## Provided information
****
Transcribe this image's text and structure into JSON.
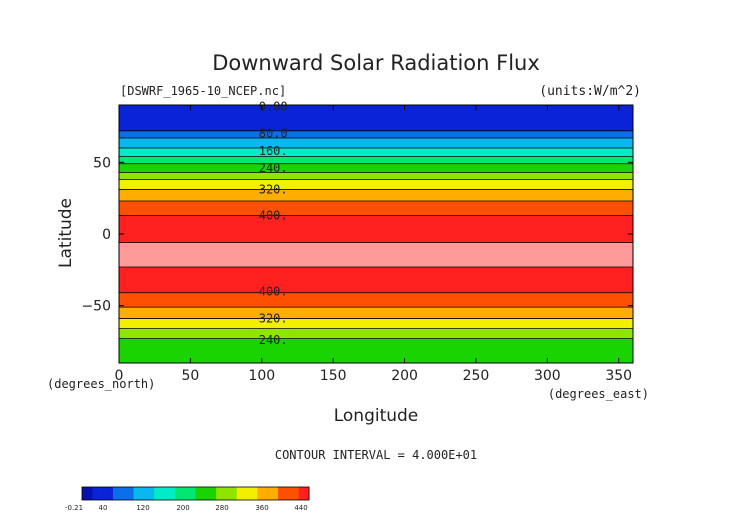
{
  "chart_data": {
    "type": "heatmap",
    "title": "Downward Solar Radiation Flux",
    "source_label": "[DSWRF_1965-10_NCEP.nc]",
    "units_label": "(units:W/m^2)",
    "xlabel": "Longitude",
    "ylabel": "Latitude",
    "x_unit_label": "(degrees_east)",
    "y_unit_label": "(degrees_north)",
    "xlim": [
      0,
      360
    ],
    "ylim": [
      -90,
      90
    ],
    "x_ticks": [
      0,
      50,
      100,
      150,
      200,
      250,
      300,
      350
    ],
    "y_ticks": [
      -50,
      0,
      50
    ],
    "contour_interval_label": "CONTOUR INTERVAL = 4.000E+01",
    "contour_interval": 40,
    "contour_labels": [
      {
        "text": "0.00",
        "lat": 89
      },
      {
        "text": "80.0",
        "lat": 70
      },
      {
        "text": "160.",
        "lat": 58
      },
      {
        "text": "240.",
        "lat": 46
      },
      {
        "text": "320.",
        "lat": 31
      },
      {
        "text": "400.",
        "lat": 13
      },
      {
        "text": "400.",
        "lat": -40
      },
      {
        "text": "320.",
        "lat": -59
      },
      {
        "text": "240.",
        "lat": -74
      }
    ],
    "bands": [
      {
        "lat_top": 90,
        "lat_bottom": 72,
        "value": 20,
        "color": "#0a23d6"
      },
      {
        "lat_top": 72,
        "lat_bottom": 67,
        "value": 60,
        "color": "#0a6fe8"
      },
      {
        "lat_top": 67,
        "lat_bottom": 60,
        "value": 100,
        "color": "#09b8ee"
      },
      {
        "lat_top": 60,
        "lat_bottom": 54,
        "value": 140,
        "color": "#00ecc8"
      },
      {
        "lat_top": 54,
        "lat_bottom": 49,
        "value": 180,
        "color": "#00e872"
      },
      {
        "lat_top": 49,
        "lat_bottom": 43,
        "value": 220,
        "color": "#19d400"
      },
      {
        "lat_top": 43,
        "lat_bottom": 38,
        "value": 260,
        "color": "#8fe400"
      },
      {
        "lat_top": 38,
        "lat_bottom": 31,
        "value": 300,
        "color": "#f2f000"
      },
      {
        "lat_top": 31,
        "lat_bottom": 23,
        "value": 340,
        "color": "#ffae00"
      },
      {
        "lat_top": 23,
        "lat_bottom": 13,
        "value": 380,
        "color": "#ff5000"
      },
      {
        "lat_top": 13,
        "lat_bottom": -6,
        "value": 420,
        "color": "#ff2020"
      },
      {
        "lat_top": -6,
        "lat_bottom": -23,
        "value": 440,
        "color": "#ff9a9a"
      },
      {
        "lat_top": -23,
        "lat_bottom": -41,
        "value": 420,
        "color": "#ff2020"
      },
      {
        "lat_top": -41,
        "lat_bottom": -51,
        "value": 380,
        "color": "#ff5000"
      },
      {
        "lat_top": -51,
        "lat_bottom": -59,
        "value": 340,
        "color": "#ffae00"
      },
      {
        "lat_top": -59,
        "lat_bottom": -66,
        "value": 300,
        "color": "#f2f000"
      },
      {
        "lat_top": -66,
        "lat_bottom": -73,
        "value": 260,
        "color": "#8fe400"
      },
      {
        "lat_top": -73,
        "lat_bottom": -90,
        "value": 220,
        "color": "#19d400"
      }
    ],
    "colorbar": {
      "tick_labels": [
        "-0.21",
        "40",
        "120",
        "200",
        "280",
        "360",
        "440"
      ],
      "tick_values": [
        -0.21,
        40,
        120,
        200,
        280,
        360,
        440
      ],
      "vmin": -0.21,
      "vmax": 440,
      "stops": [
        {
          "value": 0,
          "color": "#0a10b0"
        },
        {
          "value": 40,
          "color": "#0a23d6"
        },
        {
          "value": 80,
          "color": "#0a6fe8"
        },
        {
          "value": 120,
          "color": "#09b8ee"
        },
        {
          "value": 160,
          "color": "#00ecc8"
        },
        {
          "value": 200,
          "color": "#00e872"
        },
        {
          "value": 240,
          "color": "#19d400"
        },
        {
          "value": 280,
          "color": "#8fe400"
        },
        {
          "value": 320,
          "color": "#f2f000"
        },
        {
          "value": 360,
          "color": "#ffae00"
        },
        {
          "value": 400,
          "color": "#ff5000"
        },
        {
          "value": 440,
          "color": "#ff2020"
        }
      ]
    }
  }
}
****
## Exercise task
Locate all lines in the listing above with the word "text" and copy them.

## Expected output
Transcribe this image's text and structure into JSON.
        "text": "0.00",
        "text": "80.0",
        "text": "160.",
        "text": "240.",
        "text": "320.",
        "text": "400.",
        "text": "400.",
        "text": "320.",
        "text": "240.",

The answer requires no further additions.